Dataset excerpts
>> Start

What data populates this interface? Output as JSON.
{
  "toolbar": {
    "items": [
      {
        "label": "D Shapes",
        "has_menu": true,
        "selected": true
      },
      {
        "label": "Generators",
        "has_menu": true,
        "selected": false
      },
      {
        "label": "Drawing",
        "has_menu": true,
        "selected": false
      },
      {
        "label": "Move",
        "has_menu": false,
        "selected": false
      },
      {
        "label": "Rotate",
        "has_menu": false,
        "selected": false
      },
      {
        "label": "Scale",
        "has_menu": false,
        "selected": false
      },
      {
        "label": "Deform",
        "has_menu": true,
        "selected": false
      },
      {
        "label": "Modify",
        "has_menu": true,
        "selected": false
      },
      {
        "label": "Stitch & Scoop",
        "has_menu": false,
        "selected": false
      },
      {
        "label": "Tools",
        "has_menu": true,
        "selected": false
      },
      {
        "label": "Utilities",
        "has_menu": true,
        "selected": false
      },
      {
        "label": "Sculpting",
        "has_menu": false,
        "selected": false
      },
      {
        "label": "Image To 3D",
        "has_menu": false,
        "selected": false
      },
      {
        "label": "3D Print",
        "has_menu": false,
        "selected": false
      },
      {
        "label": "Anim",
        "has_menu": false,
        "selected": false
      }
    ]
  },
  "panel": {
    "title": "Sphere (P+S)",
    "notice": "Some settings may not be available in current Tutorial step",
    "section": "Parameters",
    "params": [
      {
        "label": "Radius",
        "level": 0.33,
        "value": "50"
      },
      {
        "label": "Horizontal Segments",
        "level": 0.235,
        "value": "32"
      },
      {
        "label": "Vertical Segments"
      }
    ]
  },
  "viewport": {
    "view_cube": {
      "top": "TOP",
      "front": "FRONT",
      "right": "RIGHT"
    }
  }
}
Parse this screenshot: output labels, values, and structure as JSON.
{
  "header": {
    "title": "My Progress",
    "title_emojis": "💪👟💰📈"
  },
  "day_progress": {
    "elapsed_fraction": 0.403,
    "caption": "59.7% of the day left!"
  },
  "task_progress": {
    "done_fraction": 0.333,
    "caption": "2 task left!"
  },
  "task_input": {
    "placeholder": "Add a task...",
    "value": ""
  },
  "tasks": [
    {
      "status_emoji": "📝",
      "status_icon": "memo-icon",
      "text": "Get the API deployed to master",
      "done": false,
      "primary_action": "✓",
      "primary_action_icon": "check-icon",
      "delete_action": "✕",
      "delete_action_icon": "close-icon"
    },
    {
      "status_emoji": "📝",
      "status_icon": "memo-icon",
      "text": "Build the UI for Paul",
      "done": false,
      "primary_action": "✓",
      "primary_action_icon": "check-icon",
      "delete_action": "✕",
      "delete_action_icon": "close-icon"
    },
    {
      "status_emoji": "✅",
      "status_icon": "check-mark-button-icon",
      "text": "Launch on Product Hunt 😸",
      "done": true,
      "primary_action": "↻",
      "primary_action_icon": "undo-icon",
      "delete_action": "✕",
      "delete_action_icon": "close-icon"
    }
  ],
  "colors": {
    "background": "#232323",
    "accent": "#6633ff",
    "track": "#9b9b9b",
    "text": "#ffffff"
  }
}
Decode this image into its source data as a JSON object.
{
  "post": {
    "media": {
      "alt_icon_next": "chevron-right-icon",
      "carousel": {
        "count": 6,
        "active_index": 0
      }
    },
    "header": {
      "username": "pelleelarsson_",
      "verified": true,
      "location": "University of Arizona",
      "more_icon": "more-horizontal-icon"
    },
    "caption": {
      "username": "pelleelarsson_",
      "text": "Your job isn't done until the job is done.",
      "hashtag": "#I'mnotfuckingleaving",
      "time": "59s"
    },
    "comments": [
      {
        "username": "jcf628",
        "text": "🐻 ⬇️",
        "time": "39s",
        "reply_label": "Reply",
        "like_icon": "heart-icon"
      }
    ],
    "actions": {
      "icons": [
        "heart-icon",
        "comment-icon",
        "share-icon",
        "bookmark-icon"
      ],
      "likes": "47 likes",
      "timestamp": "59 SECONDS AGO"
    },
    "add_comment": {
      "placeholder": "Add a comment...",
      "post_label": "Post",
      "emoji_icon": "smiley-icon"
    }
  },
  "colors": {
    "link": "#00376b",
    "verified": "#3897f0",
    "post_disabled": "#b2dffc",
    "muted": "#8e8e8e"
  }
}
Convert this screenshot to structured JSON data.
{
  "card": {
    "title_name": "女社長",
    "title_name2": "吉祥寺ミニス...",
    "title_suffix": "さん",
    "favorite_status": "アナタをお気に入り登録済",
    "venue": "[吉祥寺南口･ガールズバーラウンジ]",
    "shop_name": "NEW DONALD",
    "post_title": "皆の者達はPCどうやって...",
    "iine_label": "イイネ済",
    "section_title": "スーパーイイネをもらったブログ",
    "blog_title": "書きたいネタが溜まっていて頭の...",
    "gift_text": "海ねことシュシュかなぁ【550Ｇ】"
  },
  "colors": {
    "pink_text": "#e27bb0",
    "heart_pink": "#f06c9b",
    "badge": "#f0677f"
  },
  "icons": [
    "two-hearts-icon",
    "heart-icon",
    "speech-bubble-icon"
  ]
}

>> End

> WHAT IS EXPECTED
Pick out every line above that contains the word "screenshot" and copy it.

> REPLY
Parse this screenshot: output labels, values, and structure as JSON.
Convert this screenshot to structured JSON data.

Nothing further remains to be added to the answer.